#### What the exercise asks
Determine how many lines of the entries contain "EURUSD". Reply with that number alone.

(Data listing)
● ● ● ● ● ● ●
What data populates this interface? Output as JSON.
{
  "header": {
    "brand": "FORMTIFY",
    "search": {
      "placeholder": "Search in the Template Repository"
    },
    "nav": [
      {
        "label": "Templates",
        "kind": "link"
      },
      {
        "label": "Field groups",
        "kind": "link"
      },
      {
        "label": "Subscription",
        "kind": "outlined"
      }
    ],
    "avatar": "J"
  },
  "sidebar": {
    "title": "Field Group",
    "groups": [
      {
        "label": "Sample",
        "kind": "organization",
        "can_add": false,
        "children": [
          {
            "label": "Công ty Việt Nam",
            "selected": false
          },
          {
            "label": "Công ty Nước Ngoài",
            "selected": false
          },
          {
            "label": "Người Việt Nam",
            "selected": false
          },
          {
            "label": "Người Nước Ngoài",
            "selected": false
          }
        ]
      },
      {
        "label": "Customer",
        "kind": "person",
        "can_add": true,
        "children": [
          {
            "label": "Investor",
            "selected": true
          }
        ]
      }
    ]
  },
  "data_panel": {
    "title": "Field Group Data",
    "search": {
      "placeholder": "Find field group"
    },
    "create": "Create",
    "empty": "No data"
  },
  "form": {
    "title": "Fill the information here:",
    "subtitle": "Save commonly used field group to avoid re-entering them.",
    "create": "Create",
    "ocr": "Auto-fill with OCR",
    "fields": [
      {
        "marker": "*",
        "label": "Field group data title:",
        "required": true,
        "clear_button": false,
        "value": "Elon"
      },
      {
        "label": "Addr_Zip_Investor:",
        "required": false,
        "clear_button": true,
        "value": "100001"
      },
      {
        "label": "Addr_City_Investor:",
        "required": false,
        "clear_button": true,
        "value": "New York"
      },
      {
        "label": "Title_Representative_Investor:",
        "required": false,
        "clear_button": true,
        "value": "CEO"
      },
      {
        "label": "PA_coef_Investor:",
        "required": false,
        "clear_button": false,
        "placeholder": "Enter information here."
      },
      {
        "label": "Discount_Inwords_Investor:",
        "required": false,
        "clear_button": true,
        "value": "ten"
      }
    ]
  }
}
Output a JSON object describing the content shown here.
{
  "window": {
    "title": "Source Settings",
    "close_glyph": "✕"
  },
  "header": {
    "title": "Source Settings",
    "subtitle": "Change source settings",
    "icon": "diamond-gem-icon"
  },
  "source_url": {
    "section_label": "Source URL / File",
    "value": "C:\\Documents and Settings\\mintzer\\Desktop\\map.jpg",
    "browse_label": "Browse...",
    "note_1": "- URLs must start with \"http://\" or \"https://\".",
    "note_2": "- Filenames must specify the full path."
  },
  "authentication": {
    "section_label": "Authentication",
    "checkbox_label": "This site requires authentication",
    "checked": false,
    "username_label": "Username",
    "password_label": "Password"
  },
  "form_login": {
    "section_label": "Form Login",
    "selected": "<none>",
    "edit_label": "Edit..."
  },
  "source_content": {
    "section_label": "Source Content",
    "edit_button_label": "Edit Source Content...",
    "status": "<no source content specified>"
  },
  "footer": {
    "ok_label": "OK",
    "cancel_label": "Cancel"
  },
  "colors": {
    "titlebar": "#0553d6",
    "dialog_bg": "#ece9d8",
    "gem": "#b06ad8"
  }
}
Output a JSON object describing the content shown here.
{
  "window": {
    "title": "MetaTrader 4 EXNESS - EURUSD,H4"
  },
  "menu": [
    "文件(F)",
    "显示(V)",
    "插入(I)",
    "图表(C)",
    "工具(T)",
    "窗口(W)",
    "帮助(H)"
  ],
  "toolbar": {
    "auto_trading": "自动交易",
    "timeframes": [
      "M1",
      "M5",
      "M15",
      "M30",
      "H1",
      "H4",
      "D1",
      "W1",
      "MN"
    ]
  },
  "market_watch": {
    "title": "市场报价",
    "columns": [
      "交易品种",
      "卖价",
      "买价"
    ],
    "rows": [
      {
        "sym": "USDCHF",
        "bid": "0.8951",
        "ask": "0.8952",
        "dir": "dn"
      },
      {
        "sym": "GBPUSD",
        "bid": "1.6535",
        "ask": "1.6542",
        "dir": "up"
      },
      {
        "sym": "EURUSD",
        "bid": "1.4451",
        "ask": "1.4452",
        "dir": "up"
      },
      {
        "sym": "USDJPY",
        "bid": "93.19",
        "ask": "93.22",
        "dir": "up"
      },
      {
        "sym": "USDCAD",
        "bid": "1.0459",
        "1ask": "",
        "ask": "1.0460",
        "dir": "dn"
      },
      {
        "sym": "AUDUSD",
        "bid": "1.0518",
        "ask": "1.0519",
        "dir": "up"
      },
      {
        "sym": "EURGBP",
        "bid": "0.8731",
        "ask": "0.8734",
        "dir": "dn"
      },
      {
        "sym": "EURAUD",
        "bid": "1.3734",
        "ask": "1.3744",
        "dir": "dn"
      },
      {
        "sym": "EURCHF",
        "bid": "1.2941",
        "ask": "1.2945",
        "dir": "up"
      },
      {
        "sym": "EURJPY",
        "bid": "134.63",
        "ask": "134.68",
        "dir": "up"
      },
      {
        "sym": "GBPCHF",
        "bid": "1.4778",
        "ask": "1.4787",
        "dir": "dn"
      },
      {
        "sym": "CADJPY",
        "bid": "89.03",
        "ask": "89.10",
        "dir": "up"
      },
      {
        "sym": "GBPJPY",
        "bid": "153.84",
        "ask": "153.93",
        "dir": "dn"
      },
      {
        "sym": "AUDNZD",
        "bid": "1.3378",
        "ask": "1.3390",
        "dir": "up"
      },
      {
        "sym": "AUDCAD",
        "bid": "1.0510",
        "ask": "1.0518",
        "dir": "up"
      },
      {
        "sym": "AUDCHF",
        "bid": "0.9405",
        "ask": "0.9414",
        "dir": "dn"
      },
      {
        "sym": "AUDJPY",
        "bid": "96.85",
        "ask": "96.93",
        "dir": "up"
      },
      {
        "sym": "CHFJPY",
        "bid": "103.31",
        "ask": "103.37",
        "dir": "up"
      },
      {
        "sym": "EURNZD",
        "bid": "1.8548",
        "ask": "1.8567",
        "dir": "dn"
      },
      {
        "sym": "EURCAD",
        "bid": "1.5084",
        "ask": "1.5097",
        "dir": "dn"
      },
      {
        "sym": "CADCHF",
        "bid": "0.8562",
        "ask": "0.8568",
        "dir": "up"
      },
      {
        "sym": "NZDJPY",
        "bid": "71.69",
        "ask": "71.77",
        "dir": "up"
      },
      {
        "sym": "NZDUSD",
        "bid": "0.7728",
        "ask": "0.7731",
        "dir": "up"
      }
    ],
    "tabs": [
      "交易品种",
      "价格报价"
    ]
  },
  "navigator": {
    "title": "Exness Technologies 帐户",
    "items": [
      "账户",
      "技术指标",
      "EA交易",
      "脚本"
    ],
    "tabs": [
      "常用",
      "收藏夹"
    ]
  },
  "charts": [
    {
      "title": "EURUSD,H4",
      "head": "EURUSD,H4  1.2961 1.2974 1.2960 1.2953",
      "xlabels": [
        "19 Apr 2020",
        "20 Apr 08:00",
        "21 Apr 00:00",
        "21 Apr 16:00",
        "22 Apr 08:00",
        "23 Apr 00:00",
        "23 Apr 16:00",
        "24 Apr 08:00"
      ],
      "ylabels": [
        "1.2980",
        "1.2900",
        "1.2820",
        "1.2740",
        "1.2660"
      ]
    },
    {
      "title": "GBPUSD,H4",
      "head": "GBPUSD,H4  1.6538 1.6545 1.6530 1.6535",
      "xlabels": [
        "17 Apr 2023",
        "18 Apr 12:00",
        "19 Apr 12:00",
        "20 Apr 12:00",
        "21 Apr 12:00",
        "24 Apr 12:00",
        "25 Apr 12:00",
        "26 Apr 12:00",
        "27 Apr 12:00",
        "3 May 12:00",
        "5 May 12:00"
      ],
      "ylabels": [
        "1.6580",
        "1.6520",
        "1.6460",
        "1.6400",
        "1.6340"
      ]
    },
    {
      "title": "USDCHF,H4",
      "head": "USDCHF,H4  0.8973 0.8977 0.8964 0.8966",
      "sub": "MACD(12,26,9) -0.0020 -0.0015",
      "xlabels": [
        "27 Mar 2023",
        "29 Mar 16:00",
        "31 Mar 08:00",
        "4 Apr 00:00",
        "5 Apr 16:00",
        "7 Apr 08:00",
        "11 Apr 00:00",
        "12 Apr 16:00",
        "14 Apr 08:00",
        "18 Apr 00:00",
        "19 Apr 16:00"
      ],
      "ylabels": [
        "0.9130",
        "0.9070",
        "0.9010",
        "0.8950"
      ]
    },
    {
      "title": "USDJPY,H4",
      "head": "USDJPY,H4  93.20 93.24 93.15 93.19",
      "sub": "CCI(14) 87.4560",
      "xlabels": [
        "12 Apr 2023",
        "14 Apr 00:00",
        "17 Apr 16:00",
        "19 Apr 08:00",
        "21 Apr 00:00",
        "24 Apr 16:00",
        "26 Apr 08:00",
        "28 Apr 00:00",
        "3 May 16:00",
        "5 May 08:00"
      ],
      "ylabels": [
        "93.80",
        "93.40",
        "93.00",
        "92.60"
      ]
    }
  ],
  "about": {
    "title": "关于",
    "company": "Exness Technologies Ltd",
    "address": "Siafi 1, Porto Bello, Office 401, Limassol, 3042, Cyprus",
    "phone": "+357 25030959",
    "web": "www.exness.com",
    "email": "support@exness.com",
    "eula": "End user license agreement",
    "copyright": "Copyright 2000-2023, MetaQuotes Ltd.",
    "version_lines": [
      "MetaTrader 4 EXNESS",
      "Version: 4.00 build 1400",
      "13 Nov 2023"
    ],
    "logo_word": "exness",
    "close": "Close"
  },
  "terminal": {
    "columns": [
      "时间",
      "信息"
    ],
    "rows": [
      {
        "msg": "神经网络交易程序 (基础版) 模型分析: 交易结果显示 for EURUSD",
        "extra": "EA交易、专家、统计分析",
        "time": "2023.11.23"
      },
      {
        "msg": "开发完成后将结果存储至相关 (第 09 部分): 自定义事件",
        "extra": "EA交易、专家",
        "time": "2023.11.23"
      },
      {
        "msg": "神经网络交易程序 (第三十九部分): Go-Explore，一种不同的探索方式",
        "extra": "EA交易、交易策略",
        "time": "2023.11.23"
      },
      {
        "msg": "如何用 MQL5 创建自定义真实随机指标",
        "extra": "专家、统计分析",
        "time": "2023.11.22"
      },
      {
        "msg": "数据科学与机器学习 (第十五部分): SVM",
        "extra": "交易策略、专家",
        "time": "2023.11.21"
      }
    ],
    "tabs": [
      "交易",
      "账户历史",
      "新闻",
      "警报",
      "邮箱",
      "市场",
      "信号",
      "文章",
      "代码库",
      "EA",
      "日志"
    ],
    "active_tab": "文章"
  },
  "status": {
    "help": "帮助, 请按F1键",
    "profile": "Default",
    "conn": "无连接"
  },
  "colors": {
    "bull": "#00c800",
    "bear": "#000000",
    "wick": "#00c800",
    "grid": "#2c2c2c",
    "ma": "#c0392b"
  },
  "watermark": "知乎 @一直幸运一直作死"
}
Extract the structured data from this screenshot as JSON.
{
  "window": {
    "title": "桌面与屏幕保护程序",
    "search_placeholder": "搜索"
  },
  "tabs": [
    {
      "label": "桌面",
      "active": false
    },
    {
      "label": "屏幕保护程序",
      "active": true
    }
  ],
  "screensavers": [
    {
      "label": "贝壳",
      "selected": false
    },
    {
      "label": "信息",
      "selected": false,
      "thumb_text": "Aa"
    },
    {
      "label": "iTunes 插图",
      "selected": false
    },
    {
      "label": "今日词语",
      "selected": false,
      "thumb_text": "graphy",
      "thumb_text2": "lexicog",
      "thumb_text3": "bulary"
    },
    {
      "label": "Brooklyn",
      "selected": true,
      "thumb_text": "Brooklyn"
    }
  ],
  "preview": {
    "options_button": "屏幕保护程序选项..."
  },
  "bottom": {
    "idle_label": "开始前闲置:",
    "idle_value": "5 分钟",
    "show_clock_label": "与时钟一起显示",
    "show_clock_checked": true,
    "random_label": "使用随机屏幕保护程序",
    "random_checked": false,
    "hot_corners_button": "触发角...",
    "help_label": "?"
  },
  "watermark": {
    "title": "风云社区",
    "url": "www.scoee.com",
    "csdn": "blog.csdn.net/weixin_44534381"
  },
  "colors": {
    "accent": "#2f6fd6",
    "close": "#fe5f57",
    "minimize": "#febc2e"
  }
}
● ● ● ● ● ● ●
#### Problem solution
5